The L Word
After WYPR sacked Marc Steiner from his public radio show recently, I noticed something interesting on the Baltimore Sun's comment board following the paper's story about the whole sorry tale.
As Barbara Mikulski put it after soundly beating E.J. Pipkin in 2004, "We are a blue state, we are neon blue, we are cobalt blue, we are blue in the face." And Baltimore is the blue hub in the middle of it all.
But if you read the comments board, you would think that it's not legitimate to be a liberal in Maryland, especially on the radio. Amid the regrets posted there, every now and then there's a comment by someone essentially saying, "good riddance to another liberal." Now, if you look across the Baltimore airwaves, you'll note that historically there has hardly been a shortage of conservatives on talk radio--talk radio is virtually wall-to-wall right-wing talk. But when one talk-show host with a liberal bent--a local one at that--gets the axe, the right wingers come out of the woodwork as if to say that liberals have no place being on the air. Yet all a Republican has to do is lose a race for governor in this state, and there's a seat waiting in a studio at WBAL Radio for at least a year, from which to opine about the liberals of Maryland.

◆ **SUPPLIED DATA**:
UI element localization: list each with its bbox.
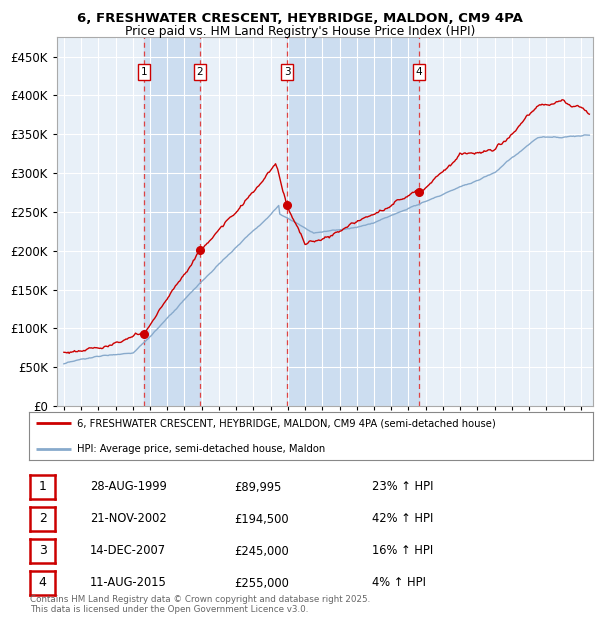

◆ **REQUIRED WORK**:
In the commentary on Marc Steiner's removal from WYPR, quote the stretch from "As Barbara Mikulski" through "middle of it all." word for word. None of the material is needed for this work.

◆ **COMPLETE ANSWER**:
As Barbara Mikulski put it after soundly beating E.J. Pipkin in 2004, "We are a blue state, we are neon blue, we are cobalt blue, we are blue in the face." And Baltimore is the blue hub in the middle of it all.